What is needed
Print all the entries verbatim.

━━━

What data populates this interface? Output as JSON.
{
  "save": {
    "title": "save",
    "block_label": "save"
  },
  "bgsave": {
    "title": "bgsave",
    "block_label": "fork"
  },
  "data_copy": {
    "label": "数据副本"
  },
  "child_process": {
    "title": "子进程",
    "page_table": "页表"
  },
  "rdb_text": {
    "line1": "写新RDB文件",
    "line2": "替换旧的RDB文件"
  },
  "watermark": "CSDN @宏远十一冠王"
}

━━━

The answer
What data populates this interface? Output as JSON.
{
  "save": {
    "title": "save",
    "block_label": "save"
  },
  "bgsave": {
    "title": "bgsave",
    "block_label": "fork"
  },
  "data_copy": {
    "label": "数据副本"
  },
  "child_process": {
    "title": "子进程",
    "page_table": "页表"
  },
  "rdb_text": {
    "line1": "写新RDB文件",
    "line2": "替换旧的RDB文件"
  },
  "watermark": "CSDN @宏远十一冠王"
}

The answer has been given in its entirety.